## begin The records

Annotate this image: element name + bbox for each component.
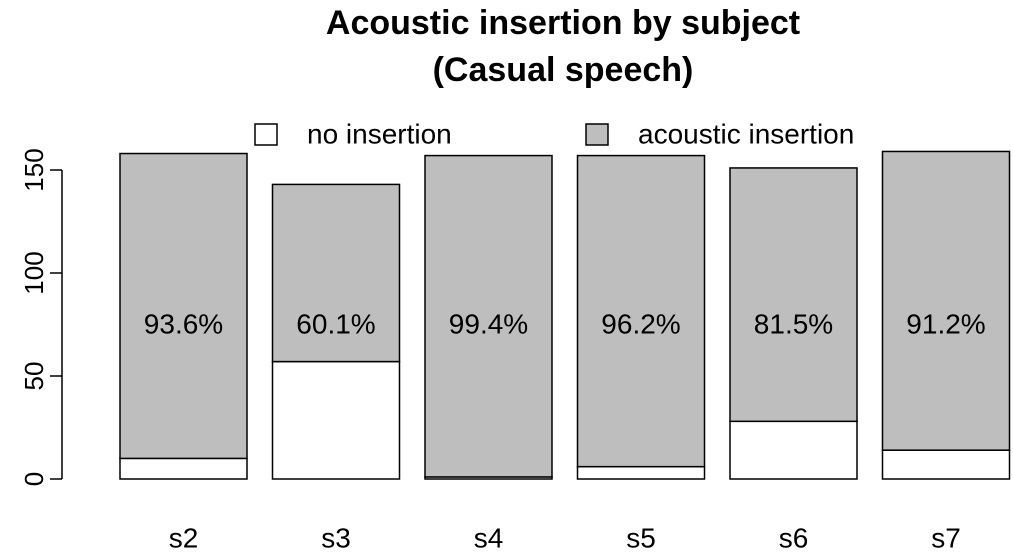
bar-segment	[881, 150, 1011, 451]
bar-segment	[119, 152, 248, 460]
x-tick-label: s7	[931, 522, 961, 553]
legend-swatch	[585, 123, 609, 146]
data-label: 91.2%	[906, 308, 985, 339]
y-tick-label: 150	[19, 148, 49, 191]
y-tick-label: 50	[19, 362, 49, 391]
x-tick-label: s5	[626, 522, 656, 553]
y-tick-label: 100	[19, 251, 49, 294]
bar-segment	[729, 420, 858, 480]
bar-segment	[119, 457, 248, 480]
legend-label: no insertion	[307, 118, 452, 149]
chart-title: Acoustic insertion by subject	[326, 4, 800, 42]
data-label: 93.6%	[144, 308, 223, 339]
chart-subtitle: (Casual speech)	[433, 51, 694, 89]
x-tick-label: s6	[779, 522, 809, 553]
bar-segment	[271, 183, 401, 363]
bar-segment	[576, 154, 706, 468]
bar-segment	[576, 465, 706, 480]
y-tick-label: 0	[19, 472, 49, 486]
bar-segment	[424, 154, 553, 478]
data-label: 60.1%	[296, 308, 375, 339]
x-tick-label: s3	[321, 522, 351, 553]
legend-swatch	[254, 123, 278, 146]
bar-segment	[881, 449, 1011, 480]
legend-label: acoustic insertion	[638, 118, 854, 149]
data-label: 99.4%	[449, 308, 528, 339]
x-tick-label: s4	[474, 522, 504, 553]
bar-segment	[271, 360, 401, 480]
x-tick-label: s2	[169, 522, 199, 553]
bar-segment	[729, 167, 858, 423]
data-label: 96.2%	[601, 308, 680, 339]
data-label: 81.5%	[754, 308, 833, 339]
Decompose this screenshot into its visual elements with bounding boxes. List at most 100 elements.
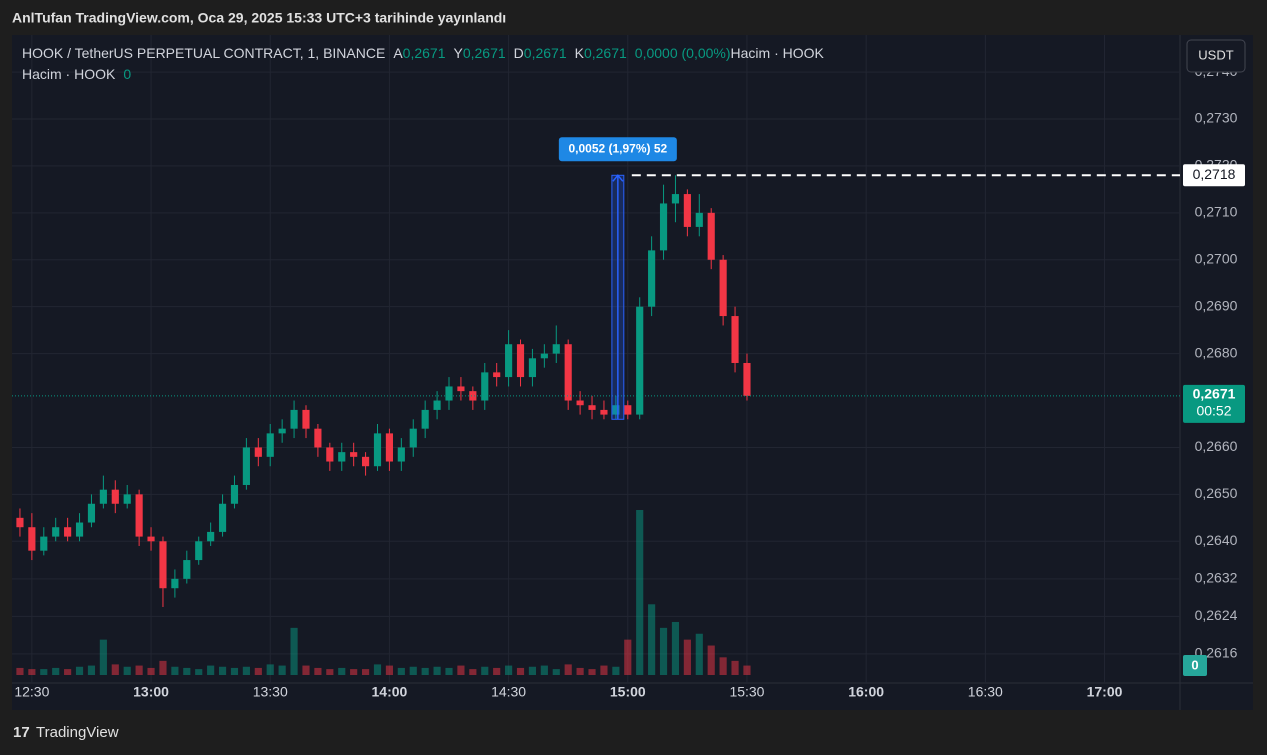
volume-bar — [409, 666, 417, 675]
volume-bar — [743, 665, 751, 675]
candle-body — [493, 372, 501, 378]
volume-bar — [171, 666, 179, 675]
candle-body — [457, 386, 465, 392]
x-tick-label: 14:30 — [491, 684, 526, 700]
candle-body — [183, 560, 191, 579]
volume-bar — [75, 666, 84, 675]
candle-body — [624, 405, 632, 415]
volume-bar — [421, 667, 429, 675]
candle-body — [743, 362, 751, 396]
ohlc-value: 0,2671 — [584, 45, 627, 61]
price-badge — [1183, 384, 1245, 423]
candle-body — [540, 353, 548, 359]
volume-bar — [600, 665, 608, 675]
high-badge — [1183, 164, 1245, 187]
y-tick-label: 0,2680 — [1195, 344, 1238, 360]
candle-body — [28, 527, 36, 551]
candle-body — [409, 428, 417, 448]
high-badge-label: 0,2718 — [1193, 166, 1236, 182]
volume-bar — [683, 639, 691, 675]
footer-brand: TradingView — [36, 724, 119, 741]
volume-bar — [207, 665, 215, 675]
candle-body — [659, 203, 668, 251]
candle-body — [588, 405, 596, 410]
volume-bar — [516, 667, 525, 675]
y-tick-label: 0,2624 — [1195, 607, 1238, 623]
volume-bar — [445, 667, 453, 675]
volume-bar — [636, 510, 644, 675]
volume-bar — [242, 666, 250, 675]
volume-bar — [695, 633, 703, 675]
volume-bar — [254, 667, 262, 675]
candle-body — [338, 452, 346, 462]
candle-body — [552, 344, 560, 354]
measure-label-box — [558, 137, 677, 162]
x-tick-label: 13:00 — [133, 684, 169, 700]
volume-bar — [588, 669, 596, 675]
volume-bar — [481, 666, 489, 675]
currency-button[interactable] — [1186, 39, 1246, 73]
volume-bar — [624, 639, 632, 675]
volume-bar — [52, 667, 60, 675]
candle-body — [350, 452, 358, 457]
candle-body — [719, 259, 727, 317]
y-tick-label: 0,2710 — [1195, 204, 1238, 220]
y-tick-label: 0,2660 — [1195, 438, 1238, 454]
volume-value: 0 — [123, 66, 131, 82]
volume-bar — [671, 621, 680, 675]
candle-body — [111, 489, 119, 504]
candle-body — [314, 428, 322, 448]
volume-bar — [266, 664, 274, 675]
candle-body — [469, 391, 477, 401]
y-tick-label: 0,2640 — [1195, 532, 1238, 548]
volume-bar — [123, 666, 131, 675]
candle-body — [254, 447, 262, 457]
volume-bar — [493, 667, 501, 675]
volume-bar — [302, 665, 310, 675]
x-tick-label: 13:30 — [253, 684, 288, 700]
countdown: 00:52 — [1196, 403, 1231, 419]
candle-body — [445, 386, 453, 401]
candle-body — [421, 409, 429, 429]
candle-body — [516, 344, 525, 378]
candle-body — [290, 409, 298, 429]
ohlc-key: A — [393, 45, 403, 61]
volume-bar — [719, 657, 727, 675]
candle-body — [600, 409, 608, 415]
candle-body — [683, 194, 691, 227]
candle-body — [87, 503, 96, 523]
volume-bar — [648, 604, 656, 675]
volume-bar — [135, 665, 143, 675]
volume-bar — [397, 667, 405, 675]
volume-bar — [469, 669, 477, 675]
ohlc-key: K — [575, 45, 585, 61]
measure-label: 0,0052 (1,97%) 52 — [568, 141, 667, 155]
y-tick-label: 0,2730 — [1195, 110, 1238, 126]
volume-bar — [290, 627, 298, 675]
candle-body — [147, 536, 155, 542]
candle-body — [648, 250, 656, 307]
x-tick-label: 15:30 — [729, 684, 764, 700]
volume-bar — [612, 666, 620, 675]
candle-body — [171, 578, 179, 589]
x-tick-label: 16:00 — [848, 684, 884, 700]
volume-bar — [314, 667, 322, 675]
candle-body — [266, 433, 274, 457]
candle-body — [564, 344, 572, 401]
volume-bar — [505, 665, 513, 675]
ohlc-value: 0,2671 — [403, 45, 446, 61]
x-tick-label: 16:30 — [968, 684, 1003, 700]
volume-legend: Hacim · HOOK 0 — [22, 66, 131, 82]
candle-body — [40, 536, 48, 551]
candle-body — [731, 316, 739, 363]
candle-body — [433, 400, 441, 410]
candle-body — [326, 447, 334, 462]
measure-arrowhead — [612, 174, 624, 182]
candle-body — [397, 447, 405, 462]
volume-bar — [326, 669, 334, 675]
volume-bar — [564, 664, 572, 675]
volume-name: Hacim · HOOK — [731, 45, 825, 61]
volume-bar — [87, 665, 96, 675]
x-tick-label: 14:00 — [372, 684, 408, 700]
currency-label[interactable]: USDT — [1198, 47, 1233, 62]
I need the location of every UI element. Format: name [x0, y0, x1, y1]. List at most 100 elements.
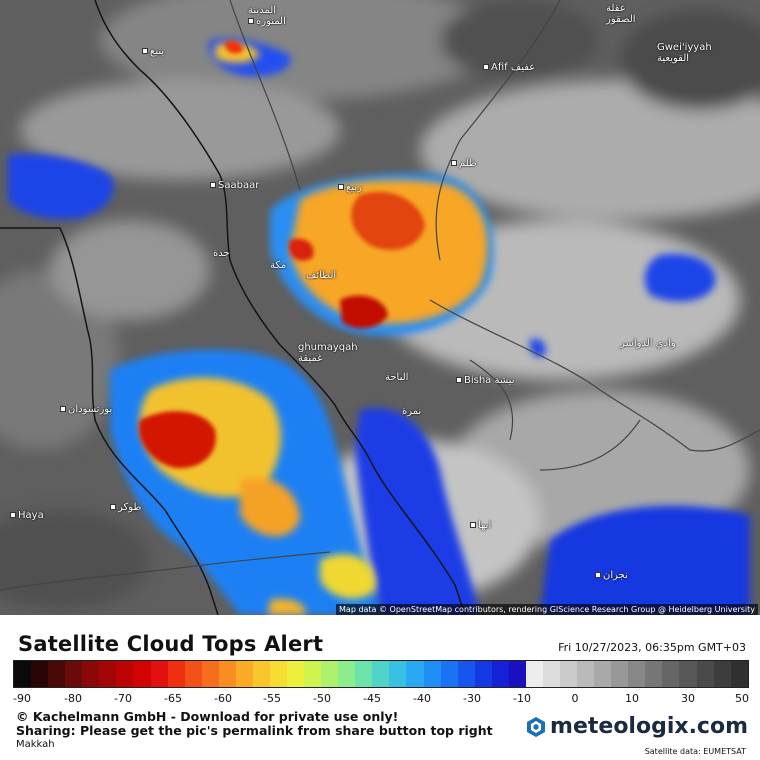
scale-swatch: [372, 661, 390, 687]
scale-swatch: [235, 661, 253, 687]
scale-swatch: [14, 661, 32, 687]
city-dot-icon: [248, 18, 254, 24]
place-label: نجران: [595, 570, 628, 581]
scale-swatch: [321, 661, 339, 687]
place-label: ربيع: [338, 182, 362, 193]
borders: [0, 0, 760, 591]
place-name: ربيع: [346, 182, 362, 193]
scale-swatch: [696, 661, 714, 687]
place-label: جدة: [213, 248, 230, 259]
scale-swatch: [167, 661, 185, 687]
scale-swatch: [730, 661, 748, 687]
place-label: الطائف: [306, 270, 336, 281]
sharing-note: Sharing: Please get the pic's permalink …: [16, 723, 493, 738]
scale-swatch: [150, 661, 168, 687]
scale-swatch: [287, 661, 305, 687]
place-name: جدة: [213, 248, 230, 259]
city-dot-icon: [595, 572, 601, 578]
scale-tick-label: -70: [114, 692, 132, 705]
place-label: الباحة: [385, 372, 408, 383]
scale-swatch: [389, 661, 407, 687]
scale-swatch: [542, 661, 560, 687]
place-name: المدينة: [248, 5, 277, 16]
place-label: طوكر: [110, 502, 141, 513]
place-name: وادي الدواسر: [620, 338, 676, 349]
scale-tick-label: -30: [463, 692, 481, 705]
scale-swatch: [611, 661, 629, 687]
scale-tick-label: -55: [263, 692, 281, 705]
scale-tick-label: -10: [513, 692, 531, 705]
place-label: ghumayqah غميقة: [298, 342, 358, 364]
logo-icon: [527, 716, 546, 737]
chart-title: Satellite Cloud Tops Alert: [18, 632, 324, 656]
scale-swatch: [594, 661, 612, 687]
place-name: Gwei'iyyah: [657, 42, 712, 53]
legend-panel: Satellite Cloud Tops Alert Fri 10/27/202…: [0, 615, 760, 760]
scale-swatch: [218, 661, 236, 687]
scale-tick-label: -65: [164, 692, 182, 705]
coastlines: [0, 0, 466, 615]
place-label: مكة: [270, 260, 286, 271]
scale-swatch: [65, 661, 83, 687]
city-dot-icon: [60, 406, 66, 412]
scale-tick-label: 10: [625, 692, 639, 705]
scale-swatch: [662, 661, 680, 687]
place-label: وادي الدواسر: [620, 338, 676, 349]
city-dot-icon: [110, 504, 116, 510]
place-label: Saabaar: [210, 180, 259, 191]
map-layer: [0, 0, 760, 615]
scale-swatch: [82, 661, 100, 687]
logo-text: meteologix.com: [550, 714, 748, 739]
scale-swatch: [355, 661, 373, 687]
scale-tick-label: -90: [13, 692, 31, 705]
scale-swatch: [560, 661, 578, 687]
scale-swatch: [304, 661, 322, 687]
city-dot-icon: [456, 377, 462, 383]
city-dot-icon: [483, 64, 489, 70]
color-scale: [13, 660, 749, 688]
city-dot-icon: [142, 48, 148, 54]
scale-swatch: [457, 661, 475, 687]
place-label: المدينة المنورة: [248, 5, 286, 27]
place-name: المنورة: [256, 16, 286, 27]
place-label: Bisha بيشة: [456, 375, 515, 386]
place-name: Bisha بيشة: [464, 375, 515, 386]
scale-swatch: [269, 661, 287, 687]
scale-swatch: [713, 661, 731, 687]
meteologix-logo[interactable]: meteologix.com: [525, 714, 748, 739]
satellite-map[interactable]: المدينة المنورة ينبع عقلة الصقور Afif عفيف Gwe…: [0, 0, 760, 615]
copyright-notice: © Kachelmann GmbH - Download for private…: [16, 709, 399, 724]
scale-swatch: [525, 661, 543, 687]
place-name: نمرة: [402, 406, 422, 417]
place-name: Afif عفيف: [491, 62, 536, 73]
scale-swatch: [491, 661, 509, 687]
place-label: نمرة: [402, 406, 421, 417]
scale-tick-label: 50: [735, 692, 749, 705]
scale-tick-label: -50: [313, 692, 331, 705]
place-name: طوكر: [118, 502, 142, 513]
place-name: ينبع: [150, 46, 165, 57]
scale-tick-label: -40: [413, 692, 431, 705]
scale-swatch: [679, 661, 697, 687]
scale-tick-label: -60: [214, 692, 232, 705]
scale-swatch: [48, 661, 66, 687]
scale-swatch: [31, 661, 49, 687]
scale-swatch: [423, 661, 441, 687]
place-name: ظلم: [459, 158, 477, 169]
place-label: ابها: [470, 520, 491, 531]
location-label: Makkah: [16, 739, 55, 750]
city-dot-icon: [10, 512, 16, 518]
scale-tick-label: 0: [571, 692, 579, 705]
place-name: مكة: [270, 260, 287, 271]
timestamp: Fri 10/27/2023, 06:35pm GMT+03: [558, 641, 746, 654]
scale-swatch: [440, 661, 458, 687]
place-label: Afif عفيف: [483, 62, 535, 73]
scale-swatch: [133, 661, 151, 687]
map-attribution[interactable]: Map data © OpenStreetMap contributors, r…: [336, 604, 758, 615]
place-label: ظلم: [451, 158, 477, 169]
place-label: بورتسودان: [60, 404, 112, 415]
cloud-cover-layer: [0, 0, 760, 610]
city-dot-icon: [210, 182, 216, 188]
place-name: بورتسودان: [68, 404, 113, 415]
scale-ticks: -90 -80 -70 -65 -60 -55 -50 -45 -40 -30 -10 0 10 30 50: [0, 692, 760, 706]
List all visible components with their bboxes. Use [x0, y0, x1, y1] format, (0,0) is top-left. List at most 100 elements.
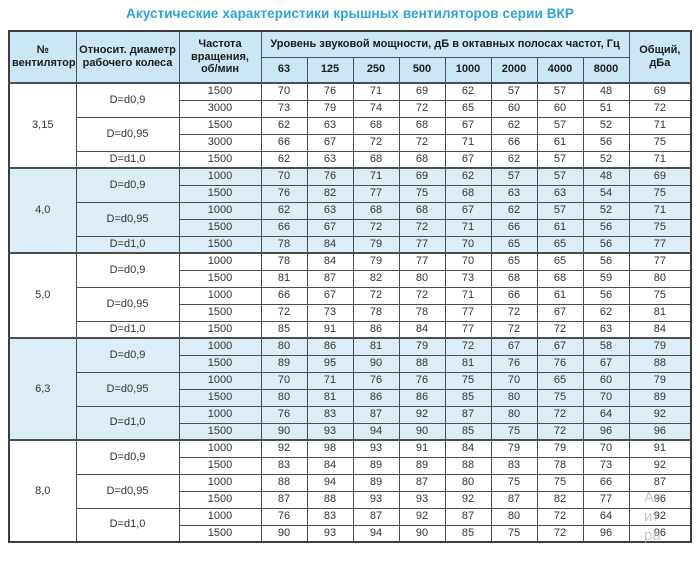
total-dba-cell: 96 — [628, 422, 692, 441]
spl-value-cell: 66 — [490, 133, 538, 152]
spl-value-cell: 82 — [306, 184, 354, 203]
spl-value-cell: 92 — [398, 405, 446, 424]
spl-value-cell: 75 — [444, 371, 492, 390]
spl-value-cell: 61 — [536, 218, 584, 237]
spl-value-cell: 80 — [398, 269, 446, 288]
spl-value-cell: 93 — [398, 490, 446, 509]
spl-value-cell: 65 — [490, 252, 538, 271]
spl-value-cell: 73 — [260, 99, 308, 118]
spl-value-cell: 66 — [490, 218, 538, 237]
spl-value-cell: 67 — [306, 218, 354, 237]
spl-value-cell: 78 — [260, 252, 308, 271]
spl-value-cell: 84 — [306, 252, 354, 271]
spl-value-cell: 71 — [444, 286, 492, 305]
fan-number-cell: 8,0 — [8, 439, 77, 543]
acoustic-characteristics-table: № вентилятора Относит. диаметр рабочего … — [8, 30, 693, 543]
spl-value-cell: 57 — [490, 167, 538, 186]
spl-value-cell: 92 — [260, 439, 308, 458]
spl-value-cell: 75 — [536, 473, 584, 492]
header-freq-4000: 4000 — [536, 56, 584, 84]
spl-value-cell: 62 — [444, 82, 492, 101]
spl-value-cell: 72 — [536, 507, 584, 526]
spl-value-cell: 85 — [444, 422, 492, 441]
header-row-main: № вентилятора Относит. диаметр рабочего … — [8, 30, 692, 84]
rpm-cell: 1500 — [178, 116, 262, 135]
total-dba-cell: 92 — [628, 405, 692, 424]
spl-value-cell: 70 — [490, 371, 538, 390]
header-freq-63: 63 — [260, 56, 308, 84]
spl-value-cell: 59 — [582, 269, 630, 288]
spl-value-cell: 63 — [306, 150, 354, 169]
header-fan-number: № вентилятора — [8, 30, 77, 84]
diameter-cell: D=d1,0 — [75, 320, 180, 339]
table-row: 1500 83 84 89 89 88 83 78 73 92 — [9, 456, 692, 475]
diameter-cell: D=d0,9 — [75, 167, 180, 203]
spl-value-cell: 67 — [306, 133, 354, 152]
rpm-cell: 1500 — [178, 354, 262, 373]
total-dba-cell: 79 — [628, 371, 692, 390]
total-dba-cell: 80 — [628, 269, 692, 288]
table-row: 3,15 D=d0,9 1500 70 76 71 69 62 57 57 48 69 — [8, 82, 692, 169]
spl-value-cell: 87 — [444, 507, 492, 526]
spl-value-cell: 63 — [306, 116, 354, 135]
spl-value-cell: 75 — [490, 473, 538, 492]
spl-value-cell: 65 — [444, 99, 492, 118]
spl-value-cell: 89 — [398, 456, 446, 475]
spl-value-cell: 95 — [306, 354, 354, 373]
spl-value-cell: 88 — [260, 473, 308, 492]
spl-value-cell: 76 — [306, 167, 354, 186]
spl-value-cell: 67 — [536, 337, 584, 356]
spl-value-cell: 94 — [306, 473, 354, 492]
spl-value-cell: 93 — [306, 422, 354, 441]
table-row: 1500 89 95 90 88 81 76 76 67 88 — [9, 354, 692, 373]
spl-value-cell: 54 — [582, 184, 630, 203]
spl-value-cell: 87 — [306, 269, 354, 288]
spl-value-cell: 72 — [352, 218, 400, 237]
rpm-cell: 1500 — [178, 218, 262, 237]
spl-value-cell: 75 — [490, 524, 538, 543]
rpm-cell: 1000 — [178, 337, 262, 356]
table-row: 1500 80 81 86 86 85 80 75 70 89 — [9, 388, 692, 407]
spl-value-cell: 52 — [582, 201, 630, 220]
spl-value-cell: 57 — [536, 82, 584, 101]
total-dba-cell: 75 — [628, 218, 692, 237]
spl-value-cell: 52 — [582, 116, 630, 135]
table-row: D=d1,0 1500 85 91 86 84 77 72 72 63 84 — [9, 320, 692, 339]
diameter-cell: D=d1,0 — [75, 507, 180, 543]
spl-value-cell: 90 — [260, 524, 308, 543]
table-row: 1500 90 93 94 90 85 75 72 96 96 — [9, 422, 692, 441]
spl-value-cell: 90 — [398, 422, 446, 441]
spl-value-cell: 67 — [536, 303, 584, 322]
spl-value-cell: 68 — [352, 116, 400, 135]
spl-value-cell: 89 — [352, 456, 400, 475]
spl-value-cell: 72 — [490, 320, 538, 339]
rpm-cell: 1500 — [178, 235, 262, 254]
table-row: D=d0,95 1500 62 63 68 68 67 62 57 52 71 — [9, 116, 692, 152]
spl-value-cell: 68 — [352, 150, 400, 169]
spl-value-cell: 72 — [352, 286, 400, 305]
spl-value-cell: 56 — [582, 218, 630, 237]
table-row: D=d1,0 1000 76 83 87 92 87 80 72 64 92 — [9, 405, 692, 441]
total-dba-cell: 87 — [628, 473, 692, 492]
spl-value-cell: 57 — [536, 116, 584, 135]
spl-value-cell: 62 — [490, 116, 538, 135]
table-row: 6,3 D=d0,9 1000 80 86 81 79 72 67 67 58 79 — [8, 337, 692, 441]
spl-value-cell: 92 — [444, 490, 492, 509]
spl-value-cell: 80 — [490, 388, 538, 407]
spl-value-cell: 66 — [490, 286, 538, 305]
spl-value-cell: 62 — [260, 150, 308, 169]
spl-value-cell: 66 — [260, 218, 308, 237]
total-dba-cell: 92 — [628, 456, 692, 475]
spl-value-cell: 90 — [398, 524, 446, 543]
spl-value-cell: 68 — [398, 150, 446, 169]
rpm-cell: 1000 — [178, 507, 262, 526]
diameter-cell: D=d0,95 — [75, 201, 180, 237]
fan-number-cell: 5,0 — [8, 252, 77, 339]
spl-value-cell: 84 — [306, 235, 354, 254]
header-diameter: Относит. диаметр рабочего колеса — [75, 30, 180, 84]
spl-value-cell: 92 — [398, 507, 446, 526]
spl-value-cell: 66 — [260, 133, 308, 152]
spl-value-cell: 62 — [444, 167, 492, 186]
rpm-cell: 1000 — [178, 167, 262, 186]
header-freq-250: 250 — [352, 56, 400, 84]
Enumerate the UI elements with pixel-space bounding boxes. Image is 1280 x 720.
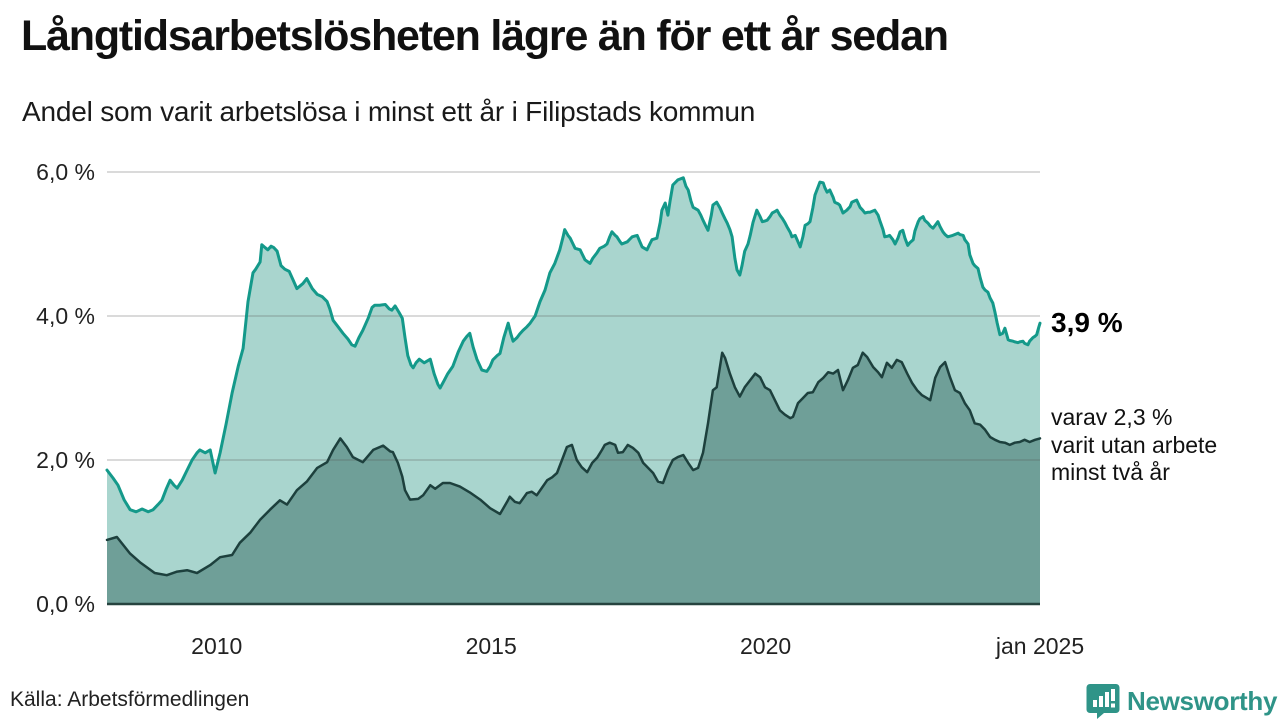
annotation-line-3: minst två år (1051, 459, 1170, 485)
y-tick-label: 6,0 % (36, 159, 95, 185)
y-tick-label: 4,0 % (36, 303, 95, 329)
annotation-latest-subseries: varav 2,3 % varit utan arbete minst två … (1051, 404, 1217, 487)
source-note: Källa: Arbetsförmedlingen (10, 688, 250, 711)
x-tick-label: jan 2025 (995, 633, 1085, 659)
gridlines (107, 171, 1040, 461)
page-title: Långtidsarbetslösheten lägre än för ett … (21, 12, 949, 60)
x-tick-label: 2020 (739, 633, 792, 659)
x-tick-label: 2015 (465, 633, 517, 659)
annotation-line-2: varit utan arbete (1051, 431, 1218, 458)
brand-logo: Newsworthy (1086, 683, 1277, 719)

## end The records

▸ **What you should do**: Lay out the lines from the one containing "scale-swatch: [372, 661, 390, 687]" through the one containing "scale-swatch: [696, 661, 714, 687]", inclusive, as a Markdown table with the columns Row and Line. Number the rows in order and omit any blank lines.

▸ **Finished task**:
| Row | Line |
|---|---|
| 1 | scale-swatch: [372, 661, 390, 687] |
| 2 | scale-swatch: [235, 661, 253, 687] |
| 3 | scale-swatch: [14, 661, 32, 687] |
| 4 | city-dot-icon: [248, 18, 254, 24] |
| 5 | place-label: نجران: [595, 570, 628, 581] |
| 6 | scale-swatch: [321, 661, 339, 687] |
| 7 | place-label: ربيع: [338, 182, 362, 193] |
| 8 | borders: [0, 0, 760, 591] |
| 9 | place-name: ربيع: [346, 182, 362, 193] |
| 10 | scale-swatch: [696, 661, 714, 687] |